*The request*.
Reproduce the listing below without changes, except that pictures are left out.

*Provided material*.
----
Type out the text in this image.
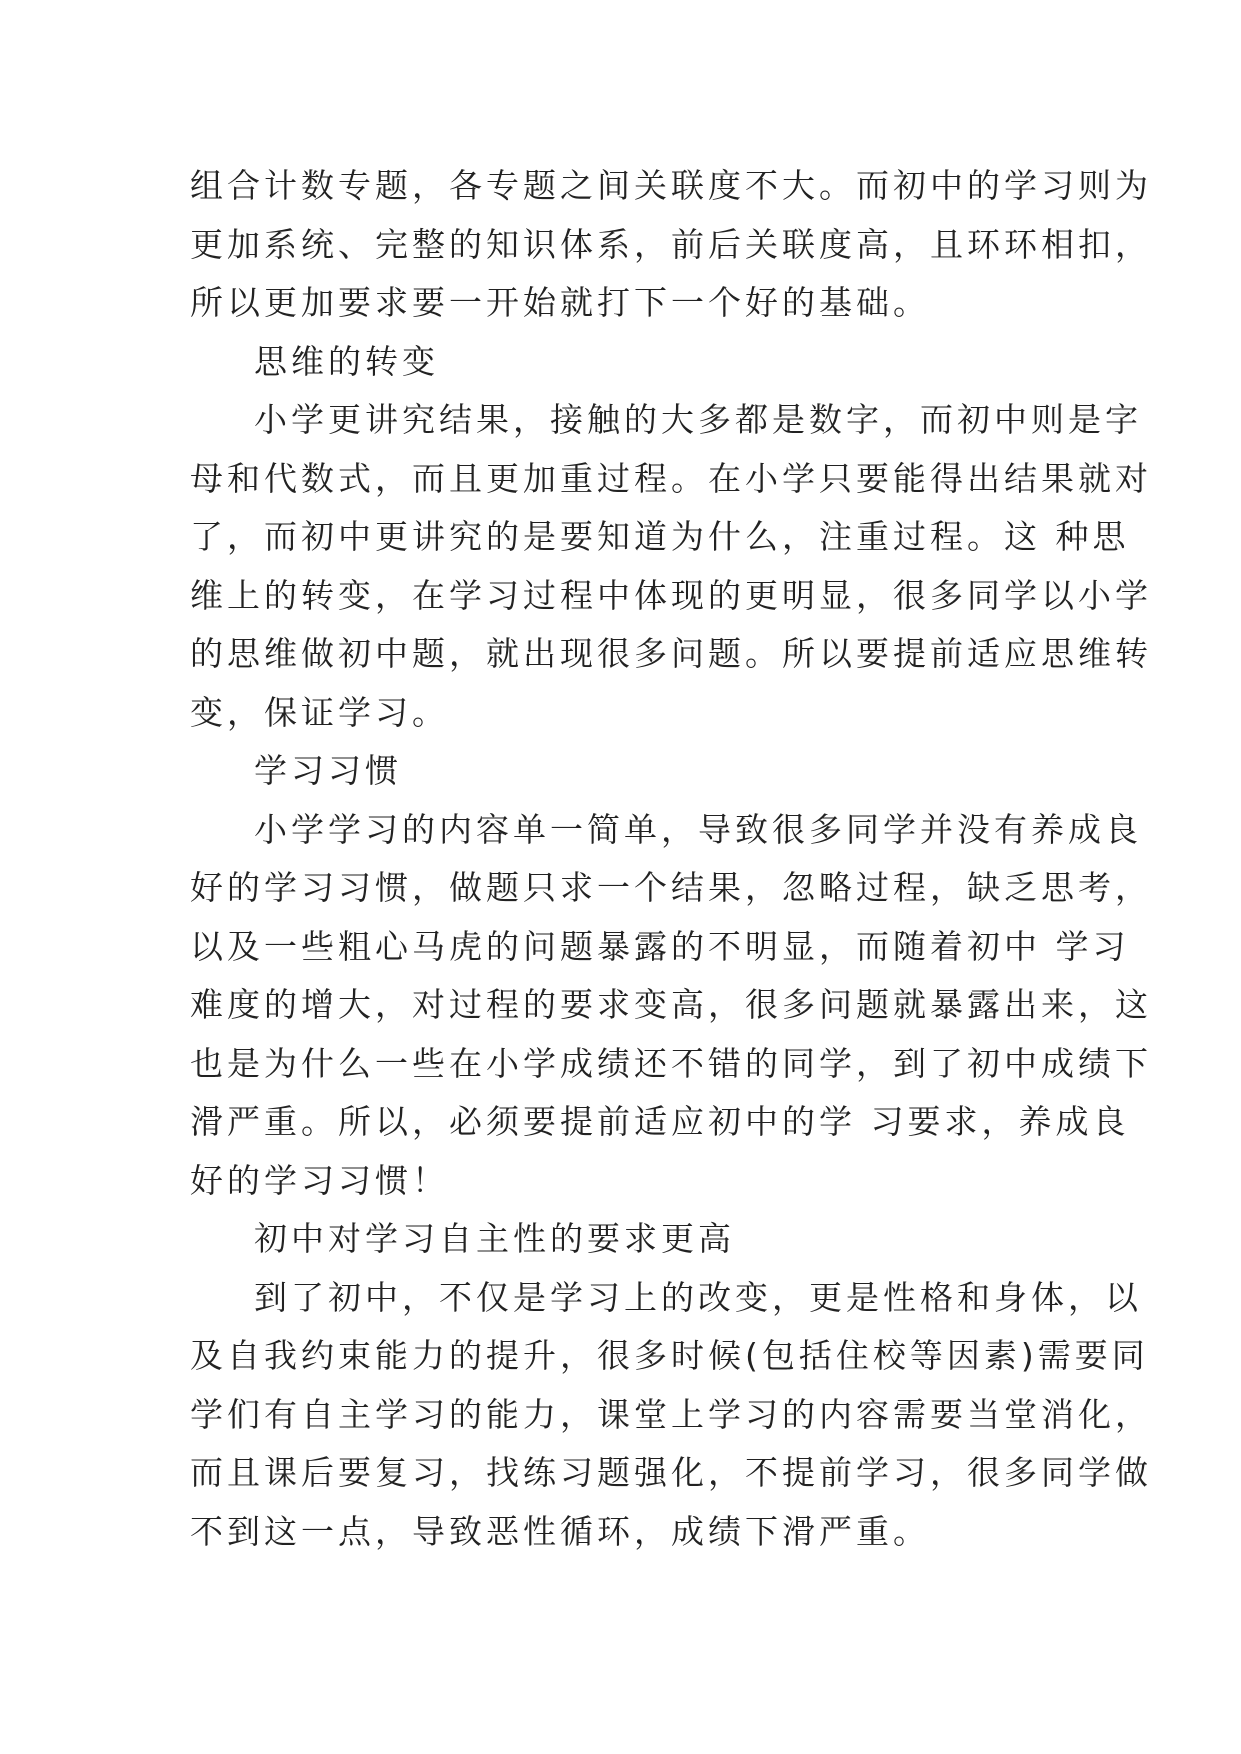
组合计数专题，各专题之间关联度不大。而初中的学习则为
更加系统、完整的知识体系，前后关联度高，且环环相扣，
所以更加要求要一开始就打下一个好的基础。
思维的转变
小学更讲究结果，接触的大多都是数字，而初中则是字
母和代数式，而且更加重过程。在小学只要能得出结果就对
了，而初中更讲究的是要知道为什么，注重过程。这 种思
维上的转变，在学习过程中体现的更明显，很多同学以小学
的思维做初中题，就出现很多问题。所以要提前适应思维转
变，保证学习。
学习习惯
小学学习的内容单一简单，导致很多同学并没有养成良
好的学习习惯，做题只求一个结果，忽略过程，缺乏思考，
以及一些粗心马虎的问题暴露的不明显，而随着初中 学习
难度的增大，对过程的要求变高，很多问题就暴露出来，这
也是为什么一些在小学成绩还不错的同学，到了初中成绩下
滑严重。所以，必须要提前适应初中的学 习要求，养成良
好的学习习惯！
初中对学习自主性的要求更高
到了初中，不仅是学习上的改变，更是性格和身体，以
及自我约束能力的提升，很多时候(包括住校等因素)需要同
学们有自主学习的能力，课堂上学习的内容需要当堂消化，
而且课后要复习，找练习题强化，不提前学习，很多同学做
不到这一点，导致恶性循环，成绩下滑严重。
----
*Answer to this exercise*.
Type out the text in this image.
组合计数专题，各专题之间关联度不大。而初中的学习则为
更加系统、完整的知识体系，前后关联度高，且环环相扣，
所以更加要求要一开始就打下一个好的基础。
思维的转变
小学更讲究结果，接触的大多都是数字，而初中则是字
母和代数式，而且更加重过程。在小学只要能得出结果就对
了，而初中更讲究的是要知道为什么，注重过程。这 种思
维上的转变，在学习过程中体现的更明显，很多同学以小学
的思维做初中题，就出现很多问题。所以要提前适应思维转
变，保证学习。
学习习惯
小学学习的内容单一简单，导致很多同学并没有养成良
好的学习习惯，做题只求一个结果，忽略过程，缺乏思考，
以及一些粗心马虎的问题暴露的不明显，而随着初中 学习
难度的增大，对过程的要求变高，很多问题就暴露出来，这
也是为什么一些在小学成绩还不错的同学，到了初中成绩下
滑严重。所以，必须要提前适应初中的学 习要求，养成良
好的学习习惯！
初中对学习自主性的要求更高
到了初中，不仅是学习上的改变，更是性格和身体，以
及自我约束能力的提升，很多时候(包括住校等因素)需要同
学们有自主学习的能力，课堂上学习的内容需要当堂消化，
而且课后要复习，找练习题强化，不提前学习，很多同学做
不到这一点，导致恶性循环，成绩下滑严重。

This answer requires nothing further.